Goal | Here are some records. Copy each one exactly.

Dataset |
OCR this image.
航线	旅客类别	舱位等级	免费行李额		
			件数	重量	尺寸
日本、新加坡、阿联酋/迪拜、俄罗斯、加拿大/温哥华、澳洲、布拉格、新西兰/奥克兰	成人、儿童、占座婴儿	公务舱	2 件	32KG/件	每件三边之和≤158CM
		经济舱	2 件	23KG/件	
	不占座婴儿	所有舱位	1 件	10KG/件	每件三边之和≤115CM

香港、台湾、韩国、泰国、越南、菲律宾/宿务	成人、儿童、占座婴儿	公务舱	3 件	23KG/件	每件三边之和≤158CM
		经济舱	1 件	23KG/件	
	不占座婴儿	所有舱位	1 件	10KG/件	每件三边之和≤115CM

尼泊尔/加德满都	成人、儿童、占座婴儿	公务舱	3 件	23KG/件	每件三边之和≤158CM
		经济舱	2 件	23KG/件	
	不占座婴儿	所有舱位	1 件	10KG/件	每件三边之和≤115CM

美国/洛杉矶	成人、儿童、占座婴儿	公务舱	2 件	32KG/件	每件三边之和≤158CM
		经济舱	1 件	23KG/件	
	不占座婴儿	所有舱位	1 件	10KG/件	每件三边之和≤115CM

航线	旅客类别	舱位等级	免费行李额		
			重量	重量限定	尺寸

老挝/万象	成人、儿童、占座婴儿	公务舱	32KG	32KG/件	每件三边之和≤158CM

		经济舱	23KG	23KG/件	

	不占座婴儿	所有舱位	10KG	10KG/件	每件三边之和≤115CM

Task output |
OCR this image.
航线	旅客类别	舱位等级	免费行李额		
			件数	重量	尺寸
日本、新加坡、阿联酋/迪拜、俄罗斯、加拿大/温哥华、澳洲、布拉格、新西兰/奥克兰	成人、儿童、占座婴儿	公务舱	2 件	32KG/件	每件三边之和≤158CM
		经济舱	2 件	23KG/件	
	不占座婴儿	所有舱位	1 件	10KG/件	每件三边之和≤115CM

香港、台湾、韩国、泰国、越南、菲律宾/宿务	成人、儿童、占座婴儿	公务舱	3 件	23KG/件	每件三边之和≤158CM
		经济舱	1 件	23KG/件	
	不占座婴儿	所有舱位	1 件	10KG/件	每件三边之和≤115CM

尼泊尔/加德满都	成人、儿童、占座婴儿	公务舱	3 件	23KG/件	每件三边之和≤158CM
		经济舱	2 件	23KG/件	
	不占座婴儿	所有舱位	1 件	10KG/件	每件三边之和≤115CM

美国/洛杉矶	成人、儿童、占座婴儿	公务舱	2 件	32KG/件	每件三边之和≤158CM
		经济舱	1 件	23KG/件	
	不占座婴儿	所有舱位	1 件	10KG/件	每件三边之和≤115CM

航线	旅客类别	舱位等级	免费行李额		
			重量	重量限定	尺寸

老挝/万象	成人、儿童、占座婴儿	公务舱	32KG	32KG/件	每件三边之和≤158CM

		经济舱	23KG	23KG/件	

	不占座婴儿	所有舱位	10KG	10KG/件	每件三边之和≤115CM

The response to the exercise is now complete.